### Stated goal
Select, from the data, each line where "furthermore" occurs.

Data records
═══
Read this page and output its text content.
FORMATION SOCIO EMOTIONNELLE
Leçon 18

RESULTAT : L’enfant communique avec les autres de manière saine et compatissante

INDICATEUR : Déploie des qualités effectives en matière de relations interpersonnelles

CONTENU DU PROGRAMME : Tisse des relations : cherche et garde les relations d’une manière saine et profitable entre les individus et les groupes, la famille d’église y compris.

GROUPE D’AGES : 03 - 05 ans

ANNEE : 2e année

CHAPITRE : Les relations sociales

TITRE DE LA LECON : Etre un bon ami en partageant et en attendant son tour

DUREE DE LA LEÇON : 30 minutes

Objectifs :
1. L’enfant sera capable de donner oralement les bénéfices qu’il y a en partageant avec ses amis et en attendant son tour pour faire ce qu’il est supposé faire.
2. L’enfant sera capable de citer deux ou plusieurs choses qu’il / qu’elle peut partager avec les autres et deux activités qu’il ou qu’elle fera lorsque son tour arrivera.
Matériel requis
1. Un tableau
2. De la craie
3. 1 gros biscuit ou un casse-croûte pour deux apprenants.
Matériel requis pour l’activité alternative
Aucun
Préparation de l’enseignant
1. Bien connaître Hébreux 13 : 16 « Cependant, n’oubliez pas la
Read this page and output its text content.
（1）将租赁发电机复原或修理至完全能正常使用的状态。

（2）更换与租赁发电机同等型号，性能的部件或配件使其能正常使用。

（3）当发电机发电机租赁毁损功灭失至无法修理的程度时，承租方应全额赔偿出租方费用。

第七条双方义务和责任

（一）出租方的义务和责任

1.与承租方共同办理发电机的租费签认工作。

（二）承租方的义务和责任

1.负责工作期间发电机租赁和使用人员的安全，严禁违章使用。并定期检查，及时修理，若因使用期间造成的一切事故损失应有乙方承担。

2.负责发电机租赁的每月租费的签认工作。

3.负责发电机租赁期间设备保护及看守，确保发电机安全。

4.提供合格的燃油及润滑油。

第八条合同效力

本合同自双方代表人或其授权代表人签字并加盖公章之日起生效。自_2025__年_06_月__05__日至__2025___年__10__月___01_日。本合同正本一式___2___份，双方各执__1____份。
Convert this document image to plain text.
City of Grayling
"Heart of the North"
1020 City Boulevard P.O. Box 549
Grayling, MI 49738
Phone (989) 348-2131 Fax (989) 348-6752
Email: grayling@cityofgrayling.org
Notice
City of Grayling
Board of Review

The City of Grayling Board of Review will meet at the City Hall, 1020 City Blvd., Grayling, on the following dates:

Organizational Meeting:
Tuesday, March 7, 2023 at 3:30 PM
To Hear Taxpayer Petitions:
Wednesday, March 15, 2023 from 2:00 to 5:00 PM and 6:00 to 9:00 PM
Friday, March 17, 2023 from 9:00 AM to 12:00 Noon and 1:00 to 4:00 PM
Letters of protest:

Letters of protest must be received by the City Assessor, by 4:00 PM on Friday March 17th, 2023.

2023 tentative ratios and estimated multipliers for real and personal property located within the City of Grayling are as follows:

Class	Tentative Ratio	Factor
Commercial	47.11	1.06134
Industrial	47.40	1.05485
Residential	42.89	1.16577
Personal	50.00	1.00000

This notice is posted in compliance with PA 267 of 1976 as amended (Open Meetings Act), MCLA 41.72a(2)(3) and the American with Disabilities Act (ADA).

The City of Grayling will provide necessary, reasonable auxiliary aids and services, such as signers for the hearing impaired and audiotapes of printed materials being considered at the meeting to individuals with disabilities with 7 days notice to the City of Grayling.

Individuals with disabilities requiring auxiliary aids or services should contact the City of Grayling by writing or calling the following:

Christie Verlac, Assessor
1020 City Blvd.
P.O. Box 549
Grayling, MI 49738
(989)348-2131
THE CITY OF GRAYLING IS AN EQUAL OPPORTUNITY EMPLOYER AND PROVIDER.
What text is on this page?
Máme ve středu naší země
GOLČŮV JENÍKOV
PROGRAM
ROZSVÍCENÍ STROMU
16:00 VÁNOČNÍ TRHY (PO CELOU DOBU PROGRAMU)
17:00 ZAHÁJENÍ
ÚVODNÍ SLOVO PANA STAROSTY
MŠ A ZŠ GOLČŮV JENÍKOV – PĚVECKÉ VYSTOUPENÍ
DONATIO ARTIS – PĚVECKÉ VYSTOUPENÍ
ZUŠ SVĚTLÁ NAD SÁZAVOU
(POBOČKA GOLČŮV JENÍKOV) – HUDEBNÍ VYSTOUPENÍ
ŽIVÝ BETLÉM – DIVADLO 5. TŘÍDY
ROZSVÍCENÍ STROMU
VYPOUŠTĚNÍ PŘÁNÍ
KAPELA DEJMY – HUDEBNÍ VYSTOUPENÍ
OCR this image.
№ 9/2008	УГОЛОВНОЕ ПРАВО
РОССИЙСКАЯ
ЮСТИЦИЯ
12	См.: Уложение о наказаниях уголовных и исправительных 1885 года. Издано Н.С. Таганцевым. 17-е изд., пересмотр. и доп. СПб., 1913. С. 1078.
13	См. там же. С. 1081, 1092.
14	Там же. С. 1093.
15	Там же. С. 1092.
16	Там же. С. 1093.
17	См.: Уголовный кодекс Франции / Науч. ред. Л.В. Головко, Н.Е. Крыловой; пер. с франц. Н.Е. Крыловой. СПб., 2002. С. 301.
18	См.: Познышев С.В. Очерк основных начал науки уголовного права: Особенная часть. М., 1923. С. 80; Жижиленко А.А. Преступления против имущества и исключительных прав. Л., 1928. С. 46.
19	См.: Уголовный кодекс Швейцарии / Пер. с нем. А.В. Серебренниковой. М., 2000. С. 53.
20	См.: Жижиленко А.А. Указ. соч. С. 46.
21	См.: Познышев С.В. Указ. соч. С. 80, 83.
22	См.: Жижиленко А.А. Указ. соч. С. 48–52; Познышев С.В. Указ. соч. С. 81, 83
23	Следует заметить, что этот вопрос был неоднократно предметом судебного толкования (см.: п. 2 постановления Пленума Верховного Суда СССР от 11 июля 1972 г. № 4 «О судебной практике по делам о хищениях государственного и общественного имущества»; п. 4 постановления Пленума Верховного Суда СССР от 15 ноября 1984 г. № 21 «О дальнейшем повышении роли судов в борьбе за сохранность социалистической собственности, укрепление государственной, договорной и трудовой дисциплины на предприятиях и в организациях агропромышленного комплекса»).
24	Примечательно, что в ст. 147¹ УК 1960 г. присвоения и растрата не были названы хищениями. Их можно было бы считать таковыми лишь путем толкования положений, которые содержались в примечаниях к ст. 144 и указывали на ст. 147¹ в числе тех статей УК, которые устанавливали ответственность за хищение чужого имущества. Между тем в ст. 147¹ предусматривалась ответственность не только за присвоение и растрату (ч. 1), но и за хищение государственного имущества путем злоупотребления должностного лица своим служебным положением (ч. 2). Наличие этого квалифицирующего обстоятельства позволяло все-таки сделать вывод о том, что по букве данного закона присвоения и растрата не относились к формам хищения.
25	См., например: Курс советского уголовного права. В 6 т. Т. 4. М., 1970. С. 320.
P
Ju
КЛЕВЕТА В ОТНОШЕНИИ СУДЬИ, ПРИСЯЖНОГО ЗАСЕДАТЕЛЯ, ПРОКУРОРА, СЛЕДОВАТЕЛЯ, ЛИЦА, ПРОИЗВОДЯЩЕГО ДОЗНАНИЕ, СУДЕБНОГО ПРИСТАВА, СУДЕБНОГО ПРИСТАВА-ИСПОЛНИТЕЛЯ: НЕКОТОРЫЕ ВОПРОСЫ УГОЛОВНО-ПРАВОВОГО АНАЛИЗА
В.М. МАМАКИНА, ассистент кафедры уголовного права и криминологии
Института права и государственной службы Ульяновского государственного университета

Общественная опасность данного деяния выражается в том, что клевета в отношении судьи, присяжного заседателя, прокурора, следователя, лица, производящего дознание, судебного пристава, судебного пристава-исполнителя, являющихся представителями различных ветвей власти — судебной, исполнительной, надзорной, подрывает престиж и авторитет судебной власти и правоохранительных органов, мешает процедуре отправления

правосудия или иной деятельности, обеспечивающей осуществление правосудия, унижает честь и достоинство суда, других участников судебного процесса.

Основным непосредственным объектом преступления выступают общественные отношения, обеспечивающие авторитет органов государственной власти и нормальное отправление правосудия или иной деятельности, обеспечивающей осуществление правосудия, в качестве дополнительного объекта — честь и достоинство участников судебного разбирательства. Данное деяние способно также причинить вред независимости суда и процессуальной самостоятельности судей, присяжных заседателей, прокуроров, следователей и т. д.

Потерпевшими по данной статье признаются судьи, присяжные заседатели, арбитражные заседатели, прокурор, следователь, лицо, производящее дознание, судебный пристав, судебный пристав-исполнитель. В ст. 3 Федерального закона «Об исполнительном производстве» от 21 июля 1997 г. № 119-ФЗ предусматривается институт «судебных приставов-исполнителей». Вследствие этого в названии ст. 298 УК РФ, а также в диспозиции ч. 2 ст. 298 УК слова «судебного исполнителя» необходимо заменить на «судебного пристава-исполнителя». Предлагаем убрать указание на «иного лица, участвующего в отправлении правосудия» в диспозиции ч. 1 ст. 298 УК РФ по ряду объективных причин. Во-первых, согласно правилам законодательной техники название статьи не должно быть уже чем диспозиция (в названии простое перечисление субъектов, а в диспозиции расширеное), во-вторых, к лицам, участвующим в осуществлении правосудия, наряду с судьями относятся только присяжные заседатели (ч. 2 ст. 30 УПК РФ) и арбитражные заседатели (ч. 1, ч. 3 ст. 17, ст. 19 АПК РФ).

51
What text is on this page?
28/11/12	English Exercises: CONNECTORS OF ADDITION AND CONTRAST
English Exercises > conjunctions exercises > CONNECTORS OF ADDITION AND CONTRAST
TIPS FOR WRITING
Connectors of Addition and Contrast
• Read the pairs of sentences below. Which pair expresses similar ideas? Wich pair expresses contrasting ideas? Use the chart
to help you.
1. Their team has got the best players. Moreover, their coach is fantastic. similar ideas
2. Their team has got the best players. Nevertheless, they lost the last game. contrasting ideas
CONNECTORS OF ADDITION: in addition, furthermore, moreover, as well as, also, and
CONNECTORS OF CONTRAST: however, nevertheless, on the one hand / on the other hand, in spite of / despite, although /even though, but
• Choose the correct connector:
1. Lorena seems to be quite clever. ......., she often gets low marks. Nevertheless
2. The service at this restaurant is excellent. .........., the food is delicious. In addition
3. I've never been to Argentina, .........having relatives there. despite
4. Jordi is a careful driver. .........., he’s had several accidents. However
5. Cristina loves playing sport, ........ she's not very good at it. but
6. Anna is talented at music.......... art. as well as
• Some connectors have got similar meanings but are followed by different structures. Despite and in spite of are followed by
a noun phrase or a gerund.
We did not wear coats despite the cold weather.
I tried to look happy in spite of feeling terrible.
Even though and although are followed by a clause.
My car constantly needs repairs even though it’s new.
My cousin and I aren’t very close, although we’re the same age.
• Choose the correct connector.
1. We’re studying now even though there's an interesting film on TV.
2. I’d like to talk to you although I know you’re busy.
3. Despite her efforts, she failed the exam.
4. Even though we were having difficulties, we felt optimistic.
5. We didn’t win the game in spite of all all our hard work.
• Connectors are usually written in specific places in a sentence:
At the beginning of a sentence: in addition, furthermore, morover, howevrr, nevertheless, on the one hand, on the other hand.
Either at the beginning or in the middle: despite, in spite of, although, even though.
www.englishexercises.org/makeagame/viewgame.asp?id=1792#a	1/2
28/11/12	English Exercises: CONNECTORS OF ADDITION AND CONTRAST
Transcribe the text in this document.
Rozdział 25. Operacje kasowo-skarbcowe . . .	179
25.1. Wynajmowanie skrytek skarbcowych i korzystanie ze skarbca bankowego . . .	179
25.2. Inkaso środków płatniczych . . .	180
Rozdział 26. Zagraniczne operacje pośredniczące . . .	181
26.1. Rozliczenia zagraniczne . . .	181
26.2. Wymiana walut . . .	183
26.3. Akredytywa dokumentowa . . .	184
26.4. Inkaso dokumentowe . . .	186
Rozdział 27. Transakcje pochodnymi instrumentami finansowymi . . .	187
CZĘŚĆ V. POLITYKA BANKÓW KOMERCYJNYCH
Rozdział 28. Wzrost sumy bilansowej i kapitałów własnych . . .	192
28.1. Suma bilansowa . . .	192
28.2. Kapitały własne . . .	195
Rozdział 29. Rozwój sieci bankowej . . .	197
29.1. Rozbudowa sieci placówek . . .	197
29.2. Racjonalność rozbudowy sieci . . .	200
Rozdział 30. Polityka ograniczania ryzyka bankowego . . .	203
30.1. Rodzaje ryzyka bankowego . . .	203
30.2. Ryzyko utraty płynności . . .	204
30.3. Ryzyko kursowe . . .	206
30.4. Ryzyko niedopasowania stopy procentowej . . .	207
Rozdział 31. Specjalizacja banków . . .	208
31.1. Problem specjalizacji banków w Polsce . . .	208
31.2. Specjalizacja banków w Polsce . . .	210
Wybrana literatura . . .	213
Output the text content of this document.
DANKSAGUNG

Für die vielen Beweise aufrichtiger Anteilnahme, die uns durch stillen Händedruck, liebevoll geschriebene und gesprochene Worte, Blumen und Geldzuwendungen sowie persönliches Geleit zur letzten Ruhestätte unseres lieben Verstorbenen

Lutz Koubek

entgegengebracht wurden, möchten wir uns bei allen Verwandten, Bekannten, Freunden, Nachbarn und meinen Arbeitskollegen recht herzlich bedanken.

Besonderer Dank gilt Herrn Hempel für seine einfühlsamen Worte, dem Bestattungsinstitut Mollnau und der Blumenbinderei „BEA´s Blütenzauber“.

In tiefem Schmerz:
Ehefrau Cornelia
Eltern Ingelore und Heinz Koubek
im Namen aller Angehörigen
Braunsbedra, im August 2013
═══
### Solution
CONNECTORS OF ADDITION: in addition, furthermore, moreover, as well as, also, and
At the beginning of a sentence: in addition, furthermore, morover, howevrr, nevertheless, on the one hand, on the other hand.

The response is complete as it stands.